▸ **EXERCISE OBJECTIVE**
Copy exactly the stretch of lines from the one holding "Convert this screenshot" through the last line of the data below, inclusive. Leave out pictures.

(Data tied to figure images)
* begin *
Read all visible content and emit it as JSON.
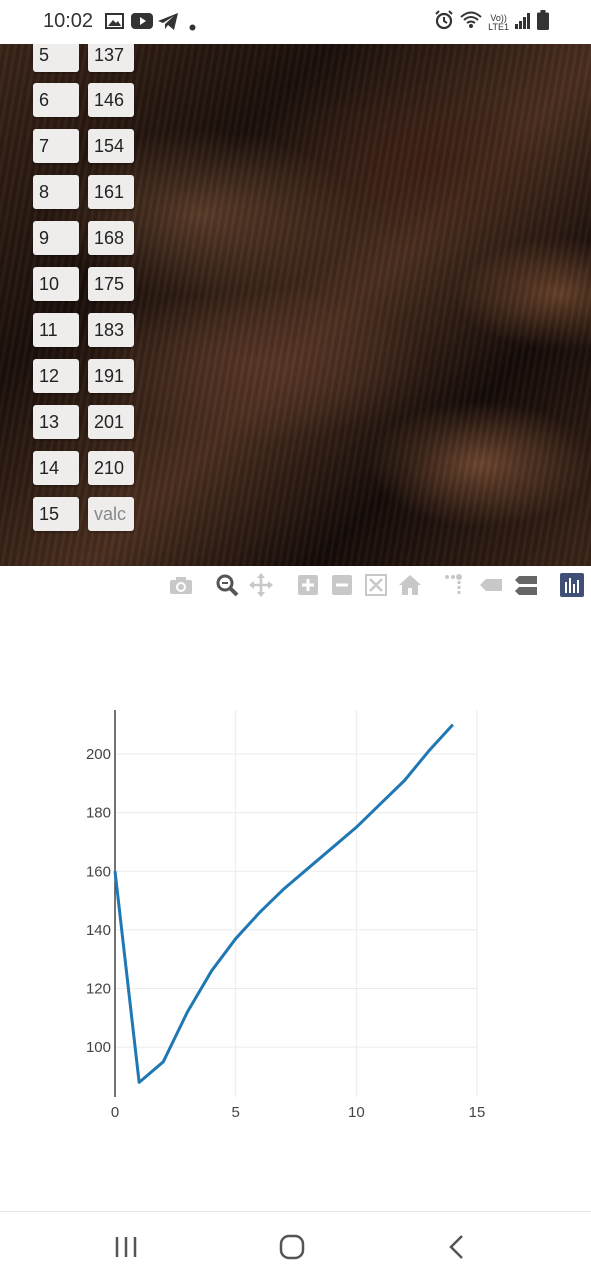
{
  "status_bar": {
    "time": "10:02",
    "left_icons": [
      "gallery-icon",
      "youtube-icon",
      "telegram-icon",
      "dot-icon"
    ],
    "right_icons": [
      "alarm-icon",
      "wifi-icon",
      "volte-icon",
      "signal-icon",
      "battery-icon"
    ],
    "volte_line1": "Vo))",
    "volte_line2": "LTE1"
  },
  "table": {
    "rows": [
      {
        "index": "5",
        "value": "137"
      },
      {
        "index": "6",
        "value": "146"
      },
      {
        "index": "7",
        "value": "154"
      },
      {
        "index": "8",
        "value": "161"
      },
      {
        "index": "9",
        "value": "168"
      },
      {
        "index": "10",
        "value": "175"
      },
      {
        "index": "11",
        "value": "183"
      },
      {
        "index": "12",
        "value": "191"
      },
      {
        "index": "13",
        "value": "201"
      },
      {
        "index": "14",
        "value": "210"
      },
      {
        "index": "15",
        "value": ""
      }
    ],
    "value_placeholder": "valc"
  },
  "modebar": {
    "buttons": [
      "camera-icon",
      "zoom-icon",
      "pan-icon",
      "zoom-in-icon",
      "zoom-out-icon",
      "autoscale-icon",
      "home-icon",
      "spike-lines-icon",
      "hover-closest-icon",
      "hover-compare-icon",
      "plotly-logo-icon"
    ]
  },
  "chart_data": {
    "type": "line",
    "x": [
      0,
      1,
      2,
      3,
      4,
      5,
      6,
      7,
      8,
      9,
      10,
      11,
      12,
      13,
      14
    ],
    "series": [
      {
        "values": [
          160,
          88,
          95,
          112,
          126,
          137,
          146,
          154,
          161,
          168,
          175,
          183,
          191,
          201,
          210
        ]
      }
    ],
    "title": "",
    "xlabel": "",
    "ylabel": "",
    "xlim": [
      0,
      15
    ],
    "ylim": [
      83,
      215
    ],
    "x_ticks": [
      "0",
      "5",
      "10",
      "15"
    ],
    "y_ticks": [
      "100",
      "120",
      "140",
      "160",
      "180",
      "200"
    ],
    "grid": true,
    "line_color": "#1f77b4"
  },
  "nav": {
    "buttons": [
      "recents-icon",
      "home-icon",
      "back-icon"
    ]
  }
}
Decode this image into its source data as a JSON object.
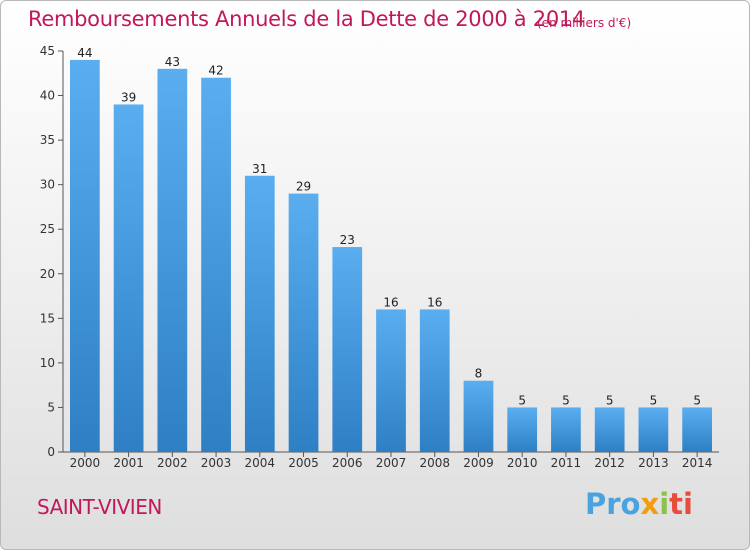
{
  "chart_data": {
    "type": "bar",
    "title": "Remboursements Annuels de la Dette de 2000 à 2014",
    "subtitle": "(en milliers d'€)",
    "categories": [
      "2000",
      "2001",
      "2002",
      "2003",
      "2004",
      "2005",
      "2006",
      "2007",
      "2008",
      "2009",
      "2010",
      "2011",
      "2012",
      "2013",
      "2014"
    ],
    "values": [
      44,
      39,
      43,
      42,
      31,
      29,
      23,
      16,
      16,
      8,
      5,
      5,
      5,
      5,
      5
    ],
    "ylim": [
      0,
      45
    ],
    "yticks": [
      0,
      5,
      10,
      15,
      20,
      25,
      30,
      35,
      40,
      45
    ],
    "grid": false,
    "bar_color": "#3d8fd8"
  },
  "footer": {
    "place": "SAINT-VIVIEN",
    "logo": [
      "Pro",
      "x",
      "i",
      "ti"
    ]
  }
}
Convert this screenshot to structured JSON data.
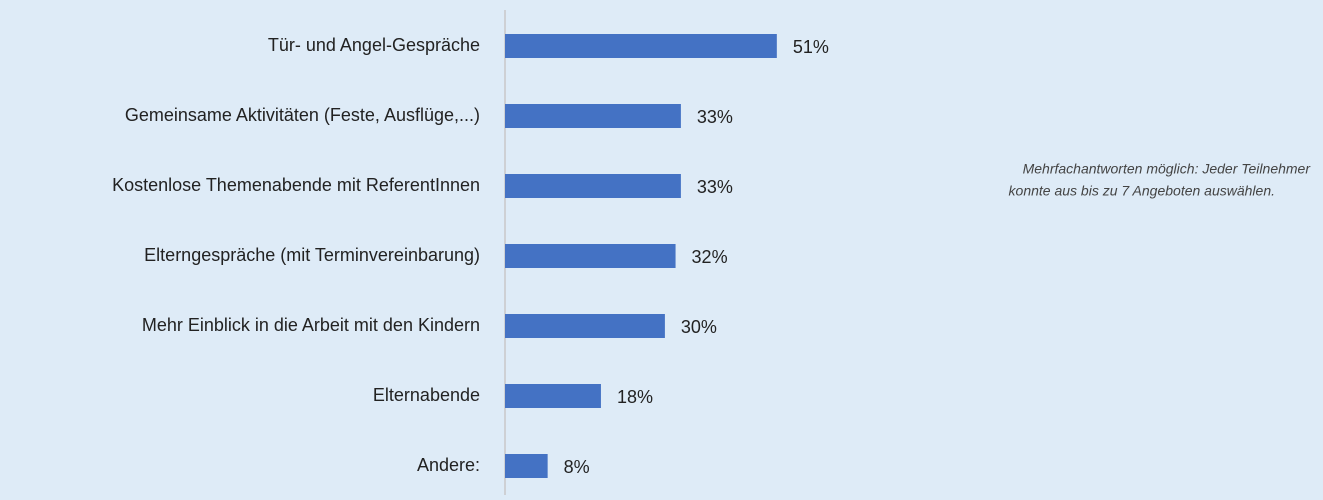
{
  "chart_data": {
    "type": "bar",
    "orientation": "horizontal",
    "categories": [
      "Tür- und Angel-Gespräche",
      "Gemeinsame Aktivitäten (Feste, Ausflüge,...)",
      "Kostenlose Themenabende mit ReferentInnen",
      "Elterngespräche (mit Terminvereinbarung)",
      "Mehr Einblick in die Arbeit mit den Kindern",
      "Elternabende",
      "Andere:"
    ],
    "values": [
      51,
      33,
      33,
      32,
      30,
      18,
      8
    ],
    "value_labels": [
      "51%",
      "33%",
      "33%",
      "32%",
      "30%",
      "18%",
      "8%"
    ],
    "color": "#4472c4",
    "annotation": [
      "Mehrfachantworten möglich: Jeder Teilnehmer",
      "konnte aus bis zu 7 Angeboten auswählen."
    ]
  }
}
* end *
▸ **RESULT**
Convert this screenshot to structured JSON data.
{
  "chart_data": {
    "type": "bar",
    "orientation": "horizontal",
    "categories": [
      "Tür- und Angel-Gespräche",
      "Gemeinsame Aktivitäten (Feste, Ausflüge,...)",
      "Kostenlose Themenabende mit ReferentInnen",
      "Elterngespräche (mit Terminvereinbarung)",
      "Mehr Einblick in die Arbeit mit den Kindern",
      "Elternabende",
      "Andere:"
    ],
    "values": [
      51,
      33,
      33,
      32,
      30,
      18,
      8
    ],
    "value_labels": [
      "51%",
      "33%",
      "33%",
      "32%",
      "30%",
      "18%",
      "8%"
    ],
    "color": "#4472c4",
    "annotation": [
      "Mehrfachantworten möglich: Jeder Teilnehmer",
      "konnte aus bis zu 7 Angeboten auswählen."
    ]
  }
}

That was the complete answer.